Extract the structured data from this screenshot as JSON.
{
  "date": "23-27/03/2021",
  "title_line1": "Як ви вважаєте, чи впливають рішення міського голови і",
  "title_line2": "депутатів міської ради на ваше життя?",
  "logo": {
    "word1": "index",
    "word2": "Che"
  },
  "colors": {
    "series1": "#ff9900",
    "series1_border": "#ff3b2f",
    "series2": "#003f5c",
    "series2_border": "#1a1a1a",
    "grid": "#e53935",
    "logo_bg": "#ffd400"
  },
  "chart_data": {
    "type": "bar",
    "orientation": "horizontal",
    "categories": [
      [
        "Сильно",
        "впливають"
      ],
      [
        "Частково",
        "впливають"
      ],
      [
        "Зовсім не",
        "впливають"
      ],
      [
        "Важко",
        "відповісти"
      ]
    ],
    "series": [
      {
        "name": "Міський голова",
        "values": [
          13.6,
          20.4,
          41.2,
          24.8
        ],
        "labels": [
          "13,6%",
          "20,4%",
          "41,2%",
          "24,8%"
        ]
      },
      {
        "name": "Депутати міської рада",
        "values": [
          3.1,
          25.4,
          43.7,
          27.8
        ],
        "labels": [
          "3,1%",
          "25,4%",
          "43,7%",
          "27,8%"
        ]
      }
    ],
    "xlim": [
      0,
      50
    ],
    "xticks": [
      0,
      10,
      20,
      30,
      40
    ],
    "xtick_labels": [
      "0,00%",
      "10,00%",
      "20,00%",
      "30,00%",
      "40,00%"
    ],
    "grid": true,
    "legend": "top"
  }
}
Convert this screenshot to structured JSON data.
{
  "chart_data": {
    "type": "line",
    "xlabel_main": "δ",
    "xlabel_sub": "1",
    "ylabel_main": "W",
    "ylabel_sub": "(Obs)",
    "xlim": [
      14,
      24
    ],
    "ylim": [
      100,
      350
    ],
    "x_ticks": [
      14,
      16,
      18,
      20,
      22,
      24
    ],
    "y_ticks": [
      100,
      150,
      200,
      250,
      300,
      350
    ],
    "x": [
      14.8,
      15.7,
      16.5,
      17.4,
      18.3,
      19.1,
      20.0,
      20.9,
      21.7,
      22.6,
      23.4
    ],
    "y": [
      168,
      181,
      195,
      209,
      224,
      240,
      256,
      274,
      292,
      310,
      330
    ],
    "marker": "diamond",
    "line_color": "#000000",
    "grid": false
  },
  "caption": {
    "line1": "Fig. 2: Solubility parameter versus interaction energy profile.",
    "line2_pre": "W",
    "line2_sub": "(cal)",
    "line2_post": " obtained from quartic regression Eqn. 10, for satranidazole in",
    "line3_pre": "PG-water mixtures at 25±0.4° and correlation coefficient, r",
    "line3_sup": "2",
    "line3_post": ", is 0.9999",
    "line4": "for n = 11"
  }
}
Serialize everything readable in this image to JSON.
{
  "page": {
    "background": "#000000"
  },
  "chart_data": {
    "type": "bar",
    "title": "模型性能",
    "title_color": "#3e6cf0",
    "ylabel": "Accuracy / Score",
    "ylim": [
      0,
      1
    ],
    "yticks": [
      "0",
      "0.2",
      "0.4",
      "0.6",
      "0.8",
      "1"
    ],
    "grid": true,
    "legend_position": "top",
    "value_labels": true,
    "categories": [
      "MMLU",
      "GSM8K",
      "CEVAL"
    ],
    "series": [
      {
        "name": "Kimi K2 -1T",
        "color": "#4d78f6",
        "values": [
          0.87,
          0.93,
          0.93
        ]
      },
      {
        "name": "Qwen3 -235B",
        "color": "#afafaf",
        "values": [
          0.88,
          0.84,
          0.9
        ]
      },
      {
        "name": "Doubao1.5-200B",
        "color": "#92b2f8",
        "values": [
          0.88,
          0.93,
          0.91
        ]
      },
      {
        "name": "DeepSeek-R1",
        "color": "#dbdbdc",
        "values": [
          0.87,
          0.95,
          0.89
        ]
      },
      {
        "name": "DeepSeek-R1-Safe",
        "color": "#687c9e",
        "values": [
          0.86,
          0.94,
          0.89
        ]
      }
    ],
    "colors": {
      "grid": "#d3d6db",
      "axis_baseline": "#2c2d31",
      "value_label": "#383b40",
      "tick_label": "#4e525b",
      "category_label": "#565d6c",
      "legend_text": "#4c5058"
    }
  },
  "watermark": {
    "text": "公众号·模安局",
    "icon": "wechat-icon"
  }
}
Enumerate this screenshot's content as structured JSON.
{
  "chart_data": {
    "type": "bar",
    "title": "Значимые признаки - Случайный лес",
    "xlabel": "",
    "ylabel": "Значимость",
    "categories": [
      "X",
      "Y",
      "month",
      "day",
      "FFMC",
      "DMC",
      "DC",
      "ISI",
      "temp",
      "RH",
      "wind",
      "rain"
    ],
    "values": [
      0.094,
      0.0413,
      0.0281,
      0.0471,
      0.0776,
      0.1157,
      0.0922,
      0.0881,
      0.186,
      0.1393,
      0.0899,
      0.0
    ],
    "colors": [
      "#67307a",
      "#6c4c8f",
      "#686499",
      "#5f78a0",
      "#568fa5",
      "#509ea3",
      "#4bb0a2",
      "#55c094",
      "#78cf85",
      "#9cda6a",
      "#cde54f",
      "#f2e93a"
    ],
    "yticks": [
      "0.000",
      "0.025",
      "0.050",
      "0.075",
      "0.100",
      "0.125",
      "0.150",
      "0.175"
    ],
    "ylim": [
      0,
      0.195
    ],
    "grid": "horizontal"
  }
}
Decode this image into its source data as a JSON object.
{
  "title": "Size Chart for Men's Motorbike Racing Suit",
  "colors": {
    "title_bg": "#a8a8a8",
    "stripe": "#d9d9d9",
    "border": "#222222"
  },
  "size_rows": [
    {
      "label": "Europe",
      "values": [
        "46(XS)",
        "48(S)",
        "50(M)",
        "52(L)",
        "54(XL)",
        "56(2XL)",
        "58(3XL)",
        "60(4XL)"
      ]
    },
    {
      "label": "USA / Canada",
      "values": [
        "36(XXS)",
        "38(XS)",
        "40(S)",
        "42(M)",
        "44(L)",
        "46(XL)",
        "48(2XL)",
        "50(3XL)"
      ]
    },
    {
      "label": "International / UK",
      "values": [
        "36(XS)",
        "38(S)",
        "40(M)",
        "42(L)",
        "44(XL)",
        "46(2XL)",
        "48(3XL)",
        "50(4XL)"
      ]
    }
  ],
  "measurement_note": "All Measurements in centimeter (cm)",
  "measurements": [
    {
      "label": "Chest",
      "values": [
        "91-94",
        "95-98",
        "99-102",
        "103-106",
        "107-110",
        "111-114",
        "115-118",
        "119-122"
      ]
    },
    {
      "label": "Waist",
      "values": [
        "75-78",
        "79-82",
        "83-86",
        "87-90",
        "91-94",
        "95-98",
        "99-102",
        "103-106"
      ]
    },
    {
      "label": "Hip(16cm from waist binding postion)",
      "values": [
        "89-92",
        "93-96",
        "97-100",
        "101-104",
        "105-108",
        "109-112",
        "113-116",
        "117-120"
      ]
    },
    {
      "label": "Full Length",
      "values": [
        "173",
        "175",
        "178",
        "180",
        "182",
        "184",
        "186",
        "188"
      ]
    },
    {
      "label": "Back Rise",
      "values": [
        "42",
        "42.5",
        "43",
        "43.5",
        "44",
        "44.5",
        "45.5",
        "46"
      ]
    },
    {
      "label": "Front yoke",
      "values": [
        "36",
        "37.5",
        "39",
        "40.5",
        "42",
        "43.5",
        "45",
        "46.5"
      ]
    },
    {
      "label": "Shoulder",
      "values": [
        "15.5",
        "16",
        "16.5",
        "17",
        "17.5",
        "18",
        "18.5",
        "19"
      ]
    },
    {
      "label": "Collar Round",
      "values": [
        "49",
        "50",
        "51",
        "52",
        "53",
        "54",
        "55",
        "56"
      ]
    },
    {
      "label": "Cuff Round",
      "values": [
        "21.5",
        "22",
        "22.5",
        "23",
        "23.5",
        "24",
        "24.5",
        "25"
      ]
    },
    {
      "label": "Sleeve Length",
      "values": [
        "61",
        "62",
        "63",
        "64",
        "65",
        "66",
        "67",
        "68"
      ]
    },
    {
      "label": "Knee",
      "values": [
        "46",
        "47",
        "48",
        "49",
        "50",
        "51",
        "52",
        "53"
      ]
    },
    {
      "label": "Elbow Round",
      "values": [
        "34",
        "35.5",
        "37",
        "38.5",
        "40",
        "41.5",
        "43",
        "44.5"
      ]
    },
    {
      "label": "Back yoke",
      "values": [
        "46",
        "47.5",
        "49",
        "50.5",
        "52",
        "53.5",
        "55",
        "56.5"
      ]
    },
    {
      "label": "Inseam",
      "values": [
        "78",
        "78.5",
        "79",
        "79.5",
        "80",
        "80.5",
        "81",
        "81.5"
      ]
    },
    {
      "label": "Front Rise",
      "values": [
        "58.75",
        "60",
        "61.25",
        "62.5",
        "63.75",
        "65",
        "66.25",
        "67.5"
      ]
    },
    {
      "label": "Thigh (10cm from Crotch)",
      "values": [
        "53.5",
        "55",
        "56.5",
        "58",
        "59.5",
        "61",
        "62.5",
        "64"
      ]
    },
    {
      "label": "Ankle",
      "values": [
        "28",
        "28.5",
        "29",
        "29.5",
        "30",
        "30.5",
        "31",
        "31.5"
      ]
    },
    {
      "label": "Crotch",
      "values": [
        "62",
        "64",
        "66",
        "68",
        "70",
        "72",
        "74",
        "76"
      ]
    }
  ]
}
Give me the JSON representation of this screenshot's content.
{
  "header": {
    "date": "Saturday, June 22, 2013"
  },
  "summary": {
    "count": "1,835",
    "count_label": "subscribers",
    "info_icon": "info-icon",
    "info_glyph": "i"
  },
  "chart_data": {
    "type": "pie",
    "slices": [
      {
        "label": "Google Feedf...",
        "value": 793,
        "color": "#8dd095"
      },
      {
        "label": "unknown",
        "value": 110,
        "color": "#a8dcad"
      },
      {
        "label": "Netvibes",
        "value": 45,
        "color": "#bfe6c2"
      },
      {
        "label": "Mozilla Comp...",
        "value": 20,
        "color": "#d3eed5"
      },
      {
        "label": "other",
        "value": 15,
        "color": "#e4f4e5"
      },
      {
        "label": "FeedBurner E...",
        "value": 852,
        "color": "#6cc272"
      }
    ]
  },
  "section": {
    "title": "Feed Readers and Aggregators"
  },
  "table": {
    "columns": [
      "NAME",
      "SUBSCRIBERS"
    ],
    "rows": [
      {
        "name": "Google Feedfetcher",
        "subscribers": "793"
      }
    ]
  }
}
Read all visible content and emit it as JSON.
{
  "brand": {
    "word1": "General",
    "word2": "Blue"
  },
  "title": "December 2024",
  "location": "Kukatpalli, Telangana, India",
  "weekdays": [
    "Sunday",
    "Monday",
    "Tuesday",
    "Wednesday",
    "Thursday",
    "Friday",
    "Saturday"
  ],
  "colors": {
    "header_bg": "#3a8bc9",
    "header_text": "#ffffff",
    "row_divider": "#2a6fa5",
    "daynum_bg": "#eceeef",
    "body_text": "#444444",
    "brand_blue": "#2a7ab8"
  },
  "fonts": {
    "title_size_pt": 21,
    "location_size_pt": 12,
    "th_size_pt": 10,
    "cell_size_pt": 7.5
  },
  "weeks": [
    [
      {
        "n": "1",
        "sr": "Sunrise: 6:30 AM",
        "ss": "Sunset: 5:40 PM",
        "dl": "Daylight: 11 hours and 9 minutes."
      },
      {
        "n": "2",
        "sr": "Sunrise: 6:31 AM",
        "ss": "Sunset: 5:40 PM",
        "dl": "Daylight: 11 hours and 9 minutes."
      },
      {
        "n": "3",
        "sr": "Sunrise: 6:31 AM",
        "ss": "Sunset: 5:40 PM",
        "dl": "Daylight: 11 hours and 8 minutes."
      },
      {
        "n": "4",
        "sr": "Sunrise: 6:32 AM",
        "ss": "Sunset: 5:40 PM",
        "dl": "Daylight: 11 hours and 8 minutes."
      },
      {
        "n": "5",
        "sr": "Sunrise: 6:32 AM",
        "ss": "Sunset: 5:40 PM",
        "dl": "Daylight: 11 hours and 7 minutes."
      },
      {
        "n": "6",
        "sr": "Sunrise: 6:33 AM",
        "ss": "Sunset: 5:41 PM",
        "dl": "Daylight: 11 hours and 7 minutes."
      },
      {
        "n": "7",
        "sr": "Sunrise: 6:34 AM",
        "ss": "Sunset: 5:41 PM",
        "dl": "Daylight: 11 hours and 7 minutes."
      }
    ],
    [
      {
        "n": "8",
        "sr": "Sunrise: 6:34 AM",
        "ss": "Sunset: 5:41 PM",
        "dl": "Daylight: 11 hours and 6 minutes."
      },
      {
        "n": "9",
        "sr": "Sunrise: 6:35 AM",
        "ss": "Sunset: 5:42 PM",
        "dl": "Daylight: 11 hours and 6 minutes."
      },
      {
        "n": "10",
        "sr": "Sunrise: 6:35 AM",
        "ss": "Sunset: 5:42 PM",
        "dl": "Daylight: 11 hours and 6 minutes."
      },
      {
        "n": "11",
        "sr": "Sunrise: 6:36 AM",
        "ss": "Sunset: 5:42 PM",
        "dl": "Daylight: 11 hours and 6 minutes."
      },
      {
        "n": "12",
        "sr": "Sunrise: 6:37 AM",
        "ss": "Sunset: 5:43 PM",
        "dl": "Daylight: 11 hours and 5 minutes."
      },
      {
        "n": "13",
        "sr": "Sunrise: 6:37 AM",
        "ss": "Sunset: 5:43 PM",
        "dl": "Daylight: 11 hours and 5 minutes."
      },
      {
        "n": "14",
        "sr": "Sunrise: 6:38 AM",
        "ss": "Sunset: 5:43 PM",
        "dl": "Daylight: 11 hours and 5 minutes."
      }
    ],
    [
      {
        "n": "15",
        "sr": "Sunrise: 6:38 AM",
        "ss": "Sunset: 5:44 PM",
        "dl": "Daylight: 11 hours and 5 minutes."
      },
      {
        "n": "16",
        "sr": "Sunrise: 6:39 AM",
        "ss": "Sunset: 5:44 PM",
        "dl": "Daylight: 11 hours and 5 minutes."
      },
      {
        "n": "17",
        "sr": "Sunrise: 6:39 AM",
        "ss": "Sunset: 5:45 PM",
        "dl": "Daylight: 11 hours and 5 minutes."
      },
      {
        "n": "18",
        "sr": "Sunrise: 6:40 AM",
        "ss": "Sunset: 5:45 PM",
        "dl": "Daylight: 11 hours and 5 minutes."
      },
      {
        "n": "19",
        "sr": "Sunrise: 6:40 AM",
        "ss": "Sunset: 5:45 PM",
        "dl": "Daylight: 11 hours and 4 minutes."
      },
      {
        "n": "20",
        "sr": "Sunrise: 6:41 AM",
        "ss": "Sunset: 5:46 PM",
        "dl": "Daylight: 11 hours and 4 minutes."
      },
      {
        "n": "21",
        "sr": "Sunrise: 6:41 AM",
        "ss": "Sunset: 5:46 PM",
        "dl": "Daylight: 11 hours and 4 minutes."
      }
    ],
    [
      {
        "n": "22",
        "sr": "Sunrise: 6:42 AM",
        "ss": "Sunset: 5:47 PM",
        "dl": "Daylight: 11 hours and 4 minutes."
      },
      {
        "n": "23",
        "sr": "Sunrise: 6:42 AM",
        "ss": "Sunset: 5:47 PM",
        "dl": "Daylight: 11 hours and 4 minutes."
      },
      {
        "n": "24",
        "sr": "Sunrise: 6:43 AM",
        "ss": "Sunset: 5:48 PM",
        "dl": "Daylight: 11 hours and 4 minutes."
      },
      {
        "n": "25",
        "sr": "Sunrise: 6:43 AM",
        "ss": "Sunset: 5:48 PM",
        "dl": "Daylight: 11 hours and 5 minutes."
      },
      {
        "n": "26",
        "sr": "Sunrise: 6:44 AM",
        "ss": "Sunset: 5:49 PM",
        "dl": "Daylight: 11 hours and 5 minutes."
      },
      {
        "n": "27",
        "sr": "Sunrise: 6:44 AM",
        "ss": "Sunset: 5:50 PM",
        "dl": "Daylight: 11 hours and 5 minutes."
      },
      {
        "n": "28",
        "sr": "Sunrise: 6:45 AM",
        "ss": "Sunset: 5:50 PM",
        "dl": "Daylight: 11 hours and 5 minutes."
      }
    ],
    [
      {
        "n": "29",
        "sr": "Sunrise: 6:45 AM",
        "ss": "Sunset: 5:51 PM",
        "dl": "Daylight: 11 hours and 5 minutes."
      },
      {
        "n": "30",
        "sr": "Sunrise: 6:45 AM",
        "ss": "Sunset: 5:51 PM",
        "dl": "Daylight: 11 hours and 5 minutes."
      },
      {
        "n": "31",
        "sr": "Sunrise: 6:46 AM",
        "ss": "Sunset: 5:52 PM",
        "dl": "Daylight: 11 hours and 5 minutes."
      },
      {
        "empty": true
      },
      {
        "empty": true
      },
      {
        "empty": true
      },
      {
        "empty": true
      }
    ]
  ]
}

__Direction__.
Report all lines of the data that include the word "grid".

__Solution to this problem__.
    "grid": "#e53935",
    "grid": true,
    "grid": false
    "grid": true,
      "grid": "#d3d6db",
    "grid": "horizontal"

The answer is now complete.